AIM>
Copy down every line where the string "icon" shows up.

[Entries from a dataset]
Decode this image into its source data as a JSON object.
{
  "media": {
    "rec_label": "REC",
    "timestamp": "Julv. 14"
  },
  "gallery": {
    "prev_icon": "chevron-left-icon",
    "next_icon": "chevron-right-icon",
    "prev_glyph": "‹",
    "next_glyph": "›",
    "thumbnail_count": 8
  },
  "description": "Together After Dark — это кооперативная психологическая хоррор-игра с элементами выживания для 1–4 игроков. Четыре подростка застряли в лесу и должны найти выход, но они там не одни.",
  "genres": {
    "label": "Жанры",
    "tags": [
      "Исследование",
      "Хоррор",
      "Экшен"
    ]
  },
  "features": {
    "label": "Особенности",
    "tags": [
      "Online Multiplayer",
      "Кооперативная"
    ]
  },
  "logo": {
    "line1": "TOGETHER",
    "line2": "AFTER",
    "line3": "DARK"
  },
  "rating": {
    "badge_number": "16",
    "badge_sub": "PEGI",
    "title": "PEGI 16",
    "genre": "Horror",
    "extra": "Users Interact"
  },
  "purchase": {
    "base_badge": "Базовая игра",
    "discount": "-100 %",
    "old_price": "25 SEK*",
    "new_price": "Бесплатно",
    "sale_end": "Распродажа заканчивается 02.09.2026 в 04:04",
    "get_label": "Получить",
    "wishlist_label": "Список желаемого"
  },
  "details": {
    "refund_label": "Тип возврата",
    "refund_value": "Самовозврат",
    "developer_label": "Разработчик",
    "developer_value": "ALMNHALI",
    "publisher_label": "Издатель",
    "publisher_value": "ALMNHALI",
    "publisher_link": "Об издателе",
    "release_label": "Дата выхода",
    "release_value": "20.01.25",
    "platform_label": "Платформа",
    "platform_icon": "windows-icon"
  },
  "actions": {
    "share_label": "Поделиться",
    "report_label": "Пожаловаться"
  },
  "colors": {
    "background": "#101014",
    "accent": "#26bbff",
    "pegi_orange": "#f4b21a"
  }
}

WORKED ANSWER>
    "prev_icon": "chevron-left-icon",
    "next_icon": "chevron-right-icon",
    "platform_icon": "windows-icon"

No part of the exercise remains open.